TASK DATA:

-- -- --

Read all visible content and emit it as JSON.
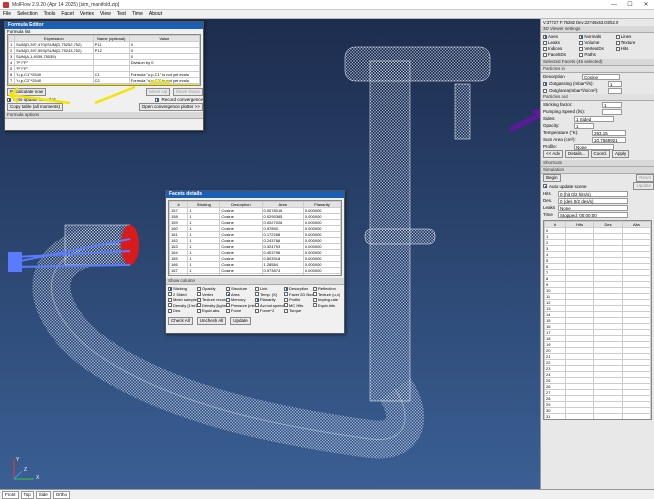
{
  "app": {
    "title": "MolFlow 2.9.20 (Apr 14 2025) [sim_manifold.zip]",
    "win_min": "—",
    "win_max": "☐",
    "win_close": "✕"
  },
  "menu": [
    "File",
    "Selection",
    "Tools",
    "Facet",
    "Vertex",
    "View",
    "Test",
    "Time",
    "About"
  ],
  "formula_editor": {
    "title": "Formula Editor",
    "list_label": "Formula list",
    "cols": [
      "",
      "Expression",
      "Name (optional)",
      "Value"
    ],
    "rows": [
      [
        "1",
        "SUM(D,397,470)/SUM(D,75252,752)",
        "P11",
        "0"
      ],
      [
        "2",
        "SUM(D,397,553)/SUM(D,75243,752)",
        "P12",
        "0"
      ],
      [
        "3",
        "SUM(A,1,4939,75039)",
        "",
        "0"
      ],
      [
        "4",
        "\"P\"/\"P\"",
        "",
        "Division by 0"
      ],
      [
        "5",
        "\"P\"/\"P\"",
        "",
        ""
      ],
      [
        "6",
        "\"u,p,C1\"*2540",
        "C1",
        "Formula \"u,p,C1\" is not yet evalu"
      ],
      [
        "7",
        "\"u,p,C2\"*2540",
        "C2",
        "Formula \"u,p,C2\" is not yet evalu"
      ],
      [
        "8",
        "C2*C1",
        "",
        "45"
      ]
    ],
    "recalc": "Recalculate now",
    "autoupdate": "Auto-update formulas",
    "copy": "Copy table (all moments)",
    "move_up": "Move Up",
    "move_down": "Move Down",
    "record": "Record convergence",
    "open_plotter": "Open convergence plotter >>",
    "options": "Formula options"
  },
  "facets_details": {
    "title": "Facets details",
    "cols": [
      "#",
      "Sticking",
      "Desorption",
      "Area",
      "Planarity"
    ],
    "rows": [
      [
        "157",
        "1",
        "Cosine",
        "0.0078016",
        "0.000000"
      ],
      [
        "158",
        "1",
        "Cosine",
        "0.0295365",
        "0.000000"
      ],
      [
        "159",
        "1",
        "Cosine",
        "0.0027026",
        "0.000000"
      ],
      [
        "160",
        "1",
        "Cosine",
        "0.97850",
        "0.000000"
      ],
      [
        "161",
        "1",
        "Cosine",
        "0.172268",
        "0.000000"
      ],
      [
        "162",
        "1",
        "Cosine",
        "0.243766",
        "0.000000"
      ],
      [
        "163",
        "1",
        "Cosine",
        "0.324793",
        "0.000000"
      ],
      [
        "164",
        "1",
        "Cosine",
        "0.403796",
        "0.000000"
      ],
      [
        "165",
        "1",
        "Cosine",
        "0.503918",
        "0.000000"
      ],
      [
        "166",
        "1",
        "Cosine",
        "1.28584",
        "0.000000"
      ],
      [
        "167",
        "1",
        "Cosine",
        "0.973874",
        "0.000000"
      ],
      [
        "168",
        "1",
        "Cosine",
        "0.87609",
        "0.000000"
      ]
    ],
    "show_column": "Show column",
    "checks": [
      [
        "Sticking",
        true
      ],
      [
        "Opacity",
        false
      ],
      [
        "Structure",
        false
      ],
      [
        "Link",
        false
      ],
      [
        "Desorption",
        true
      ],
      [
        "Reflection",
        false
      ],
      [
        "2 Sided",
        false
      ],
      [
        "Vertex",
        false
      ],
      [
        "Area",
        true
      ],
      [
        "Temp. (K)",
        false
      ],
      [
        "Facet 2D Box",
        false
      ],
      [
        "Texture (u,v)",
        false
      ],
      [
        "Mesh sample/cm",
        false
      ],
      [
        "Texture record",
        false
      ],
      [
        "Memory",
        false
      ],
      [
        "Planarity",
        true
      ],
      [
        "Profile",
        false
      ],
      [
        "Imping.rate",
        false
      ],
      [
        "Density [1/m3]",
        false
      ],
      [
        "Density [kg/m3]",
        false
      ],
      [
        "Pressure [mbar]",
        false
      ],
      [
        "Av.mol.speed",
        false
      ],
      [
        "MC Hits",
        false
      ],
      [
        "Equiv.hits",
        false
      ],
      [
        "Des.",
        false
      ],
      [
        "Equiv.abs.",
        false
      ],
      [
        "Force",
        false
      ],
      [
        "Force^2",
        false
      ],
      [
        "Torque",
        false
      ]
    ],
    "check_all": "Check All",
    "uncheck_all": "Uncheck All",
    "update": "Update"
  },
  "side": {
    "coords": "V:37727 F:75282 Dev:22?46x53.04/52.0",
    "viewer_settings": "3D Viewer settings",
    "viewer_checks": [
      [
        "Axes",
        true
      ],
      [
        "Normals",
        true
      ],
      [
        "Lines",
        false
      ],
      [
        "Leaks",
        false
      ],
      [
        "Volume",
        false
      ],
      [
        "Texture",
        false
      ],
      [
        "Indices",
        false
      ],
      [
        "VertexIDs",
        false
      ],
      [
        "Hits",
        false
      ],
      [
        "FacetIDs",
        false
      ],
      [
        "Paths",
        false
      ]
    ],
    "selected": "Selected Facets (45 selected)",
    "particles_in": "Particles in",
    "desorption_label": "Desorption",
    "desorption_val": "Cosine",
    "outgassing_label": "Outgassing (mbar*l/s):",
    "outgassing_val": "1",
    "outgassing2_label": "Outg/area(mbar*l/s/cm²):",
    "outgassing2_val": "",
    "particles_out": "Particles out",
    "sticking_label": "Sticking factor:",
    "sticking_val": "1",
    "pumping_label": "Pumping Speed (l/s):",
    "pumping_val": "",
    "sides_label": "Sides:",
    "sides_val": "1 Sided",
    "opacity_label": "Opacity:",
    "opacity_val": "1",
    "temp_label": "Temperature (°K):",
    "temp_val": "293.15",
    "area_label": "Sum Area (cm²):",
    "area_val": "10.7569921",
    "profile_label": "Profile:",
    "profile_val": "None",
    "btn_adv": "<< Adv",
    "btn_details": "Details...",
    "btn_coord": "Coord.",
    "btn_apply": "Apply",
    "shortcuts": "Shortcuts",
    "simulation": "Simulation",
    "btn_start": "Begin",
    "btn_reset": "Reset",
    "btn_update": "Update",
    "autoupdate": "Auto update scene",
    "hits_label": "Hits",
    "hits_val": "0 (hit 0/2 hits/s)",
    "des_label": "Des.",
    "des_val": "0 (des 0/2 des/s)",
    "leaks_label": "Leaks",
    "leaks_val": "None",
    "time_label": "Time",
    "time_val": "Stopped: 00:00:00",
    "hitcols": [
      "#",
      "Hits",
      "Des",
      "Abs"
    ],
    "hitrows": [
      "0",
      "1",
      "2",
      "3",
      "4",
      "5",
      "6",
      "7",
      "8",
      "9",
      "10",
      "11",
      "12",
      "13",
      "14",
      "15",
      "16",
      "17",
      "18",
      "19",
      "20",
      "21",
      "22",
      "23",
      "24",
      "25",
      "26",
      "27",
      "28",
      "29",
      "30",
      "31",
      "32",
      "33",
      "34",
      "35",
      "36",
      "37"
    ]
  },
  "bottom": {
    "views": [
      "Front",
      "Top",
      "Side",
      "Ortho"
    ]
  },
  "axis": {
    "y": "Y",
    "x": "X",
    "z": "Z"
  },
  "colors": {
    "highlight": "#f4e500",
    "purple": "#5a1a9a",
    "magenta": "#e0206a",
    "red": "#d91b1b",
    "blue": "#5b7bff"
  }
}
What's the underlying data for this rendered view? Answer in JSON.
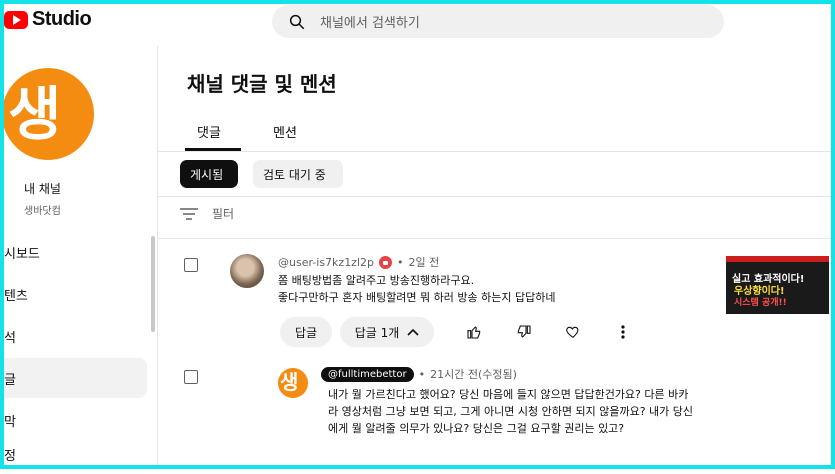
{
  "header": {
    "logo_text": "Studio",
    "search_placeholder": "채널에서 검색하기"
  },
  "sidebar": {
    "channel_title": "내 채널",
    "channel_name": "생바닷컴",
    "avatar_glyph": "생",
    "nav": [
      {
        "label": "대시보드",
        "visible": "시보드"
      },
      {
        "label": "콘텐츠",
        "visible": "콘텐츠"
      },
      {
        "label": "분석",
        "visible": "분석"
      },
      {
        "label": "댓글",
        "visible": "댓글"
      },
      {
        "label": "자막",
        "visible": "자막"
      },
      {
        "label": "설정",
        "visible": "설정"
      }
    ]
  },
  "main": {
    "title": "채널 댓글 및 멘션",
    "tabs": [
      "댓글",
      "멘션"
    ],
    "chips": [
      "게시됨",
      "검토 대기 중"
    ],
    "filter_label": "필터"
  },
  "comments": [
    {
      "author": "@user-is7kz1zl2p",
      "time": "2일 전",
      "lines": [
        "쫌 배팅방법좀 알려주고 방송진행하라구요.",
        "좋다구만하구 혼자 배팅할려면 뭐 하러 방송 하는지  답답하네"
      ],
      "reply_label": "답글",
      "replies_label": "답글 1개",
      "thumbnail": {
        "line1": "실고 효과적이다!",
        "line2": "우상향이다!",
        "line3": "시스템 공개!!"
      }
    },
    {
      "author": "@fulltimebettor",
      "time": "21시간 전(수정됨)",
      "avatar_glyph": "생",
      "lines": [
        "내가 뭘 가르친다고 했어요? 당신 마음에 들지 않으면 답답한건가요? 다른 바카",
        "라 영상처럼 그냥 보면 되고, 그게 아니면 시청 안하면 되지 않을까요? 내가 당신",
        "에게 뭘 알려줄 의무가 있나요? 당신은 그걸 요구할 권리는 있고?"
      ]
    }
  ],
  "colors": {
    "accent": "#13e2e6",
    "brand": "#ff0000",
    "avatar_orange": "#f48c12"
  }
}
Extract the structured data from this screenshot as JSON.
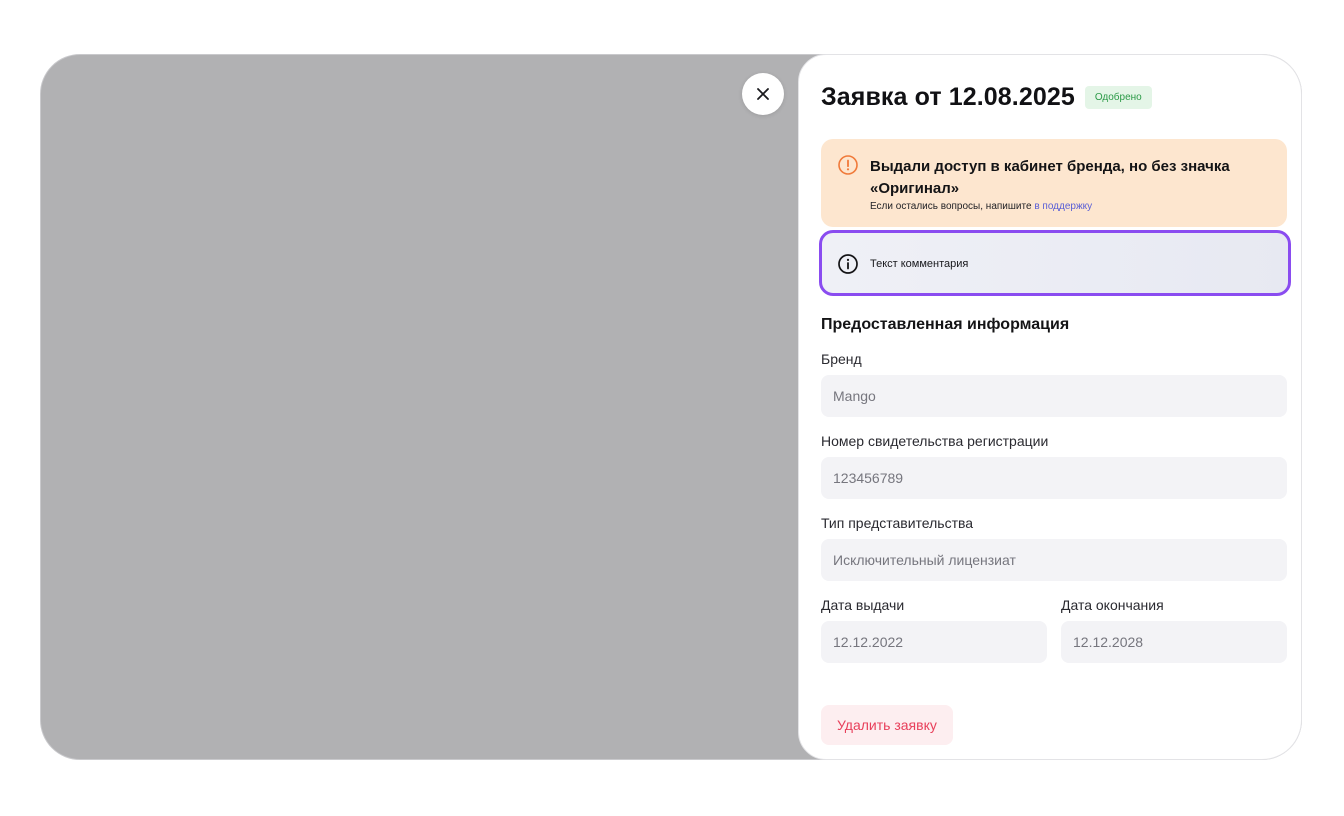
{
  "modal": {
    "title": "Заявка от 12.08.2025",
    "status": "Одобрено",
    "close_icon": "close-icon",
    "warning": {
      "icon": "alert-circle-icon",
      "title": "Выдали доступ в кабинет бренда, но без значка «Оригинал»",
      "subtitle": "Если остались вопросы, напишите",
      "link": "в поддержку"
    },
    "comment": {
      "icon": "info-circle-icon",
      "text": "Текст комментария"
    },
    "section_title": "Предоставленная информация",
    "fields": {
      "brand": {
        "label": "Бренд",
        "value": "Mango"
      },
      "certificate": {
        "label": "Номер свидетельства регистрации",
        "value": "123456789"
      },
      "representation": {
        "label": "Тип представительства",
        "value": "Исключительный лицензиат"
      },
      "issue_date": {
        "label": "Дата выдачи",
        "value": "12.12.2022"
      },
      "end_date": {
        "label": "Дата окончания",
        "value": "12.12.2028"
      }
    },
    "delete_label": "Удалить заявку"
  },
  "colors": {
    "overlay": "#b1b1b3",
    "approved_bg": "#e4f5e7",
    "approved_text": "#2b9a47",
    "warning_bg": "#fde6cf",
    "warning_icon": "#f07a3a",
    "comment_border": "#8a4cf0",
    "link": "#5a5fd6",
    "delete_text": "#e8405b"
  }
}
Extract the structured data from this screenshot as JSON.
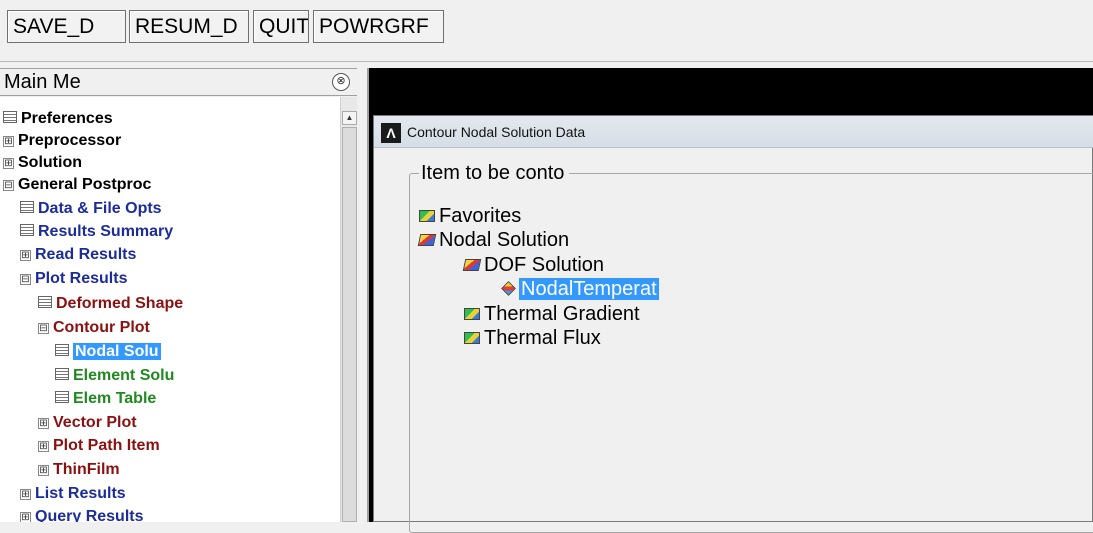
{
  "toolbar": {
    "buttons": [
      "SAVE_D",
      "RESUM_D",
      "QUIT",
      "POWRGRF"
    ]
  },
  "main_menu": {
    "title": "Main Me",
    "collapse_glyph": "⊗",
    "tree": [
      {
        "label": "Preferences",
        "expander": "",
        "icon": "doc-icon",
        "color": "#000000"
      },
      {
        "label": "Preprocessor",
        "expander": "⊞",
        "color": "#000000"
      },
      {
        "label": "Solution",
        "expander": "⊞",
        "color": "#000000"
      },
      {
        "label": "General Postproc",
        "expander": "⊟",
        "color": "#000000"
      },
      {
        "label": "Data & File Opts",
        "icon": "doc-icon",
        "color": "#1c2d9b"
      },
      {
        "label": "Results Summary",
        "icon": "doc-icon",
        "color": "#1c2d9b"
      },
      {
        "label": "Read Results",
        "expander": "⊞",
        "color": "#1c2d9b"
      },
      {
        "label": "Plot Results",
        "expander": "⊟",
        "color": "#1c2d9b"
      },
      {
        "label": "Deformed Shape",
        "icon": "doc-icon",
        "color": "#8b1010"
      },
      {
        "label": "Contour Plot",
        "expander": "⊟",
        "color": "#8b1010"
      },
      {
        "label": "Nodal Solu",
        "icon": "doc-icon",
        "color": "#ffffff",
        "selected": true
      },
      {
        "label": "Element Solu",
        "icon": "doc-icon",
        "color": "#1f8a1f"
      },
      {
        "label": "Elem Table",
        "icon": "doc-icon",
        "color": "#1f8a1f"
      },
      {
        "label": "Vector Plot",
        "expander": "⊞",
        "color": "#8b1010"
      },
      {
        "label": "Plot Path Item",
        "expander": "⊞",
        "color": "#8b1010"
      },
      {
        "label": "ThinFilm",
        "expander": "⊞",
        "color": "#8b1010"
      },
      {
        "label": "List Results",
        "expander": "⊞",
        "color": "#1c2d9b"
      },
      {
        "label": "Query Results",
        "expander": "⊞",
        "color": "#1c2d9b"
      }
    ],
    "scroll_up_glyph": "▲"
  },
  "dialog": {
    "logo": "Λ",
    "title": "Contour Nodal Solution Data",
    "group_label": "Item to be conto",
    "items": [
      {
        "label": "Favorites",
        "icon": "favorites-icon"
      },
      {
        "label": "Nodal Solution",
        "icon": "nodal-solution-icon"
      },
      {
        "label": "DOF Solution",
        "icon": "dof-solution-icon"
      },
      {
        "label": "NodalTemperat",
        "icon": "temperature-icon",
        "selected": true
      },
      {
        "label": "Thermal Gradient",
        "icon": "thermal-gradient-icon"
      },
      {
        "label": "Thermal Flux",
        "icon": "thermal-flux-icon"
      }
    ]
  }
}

-- -- --

TASK DIRECTIONS: Extract all lines of the records above that include "circle".

EXERCISE SOLUTION:
      "icon": "alert-circle-icon",
      "icon": "info-circle-icon",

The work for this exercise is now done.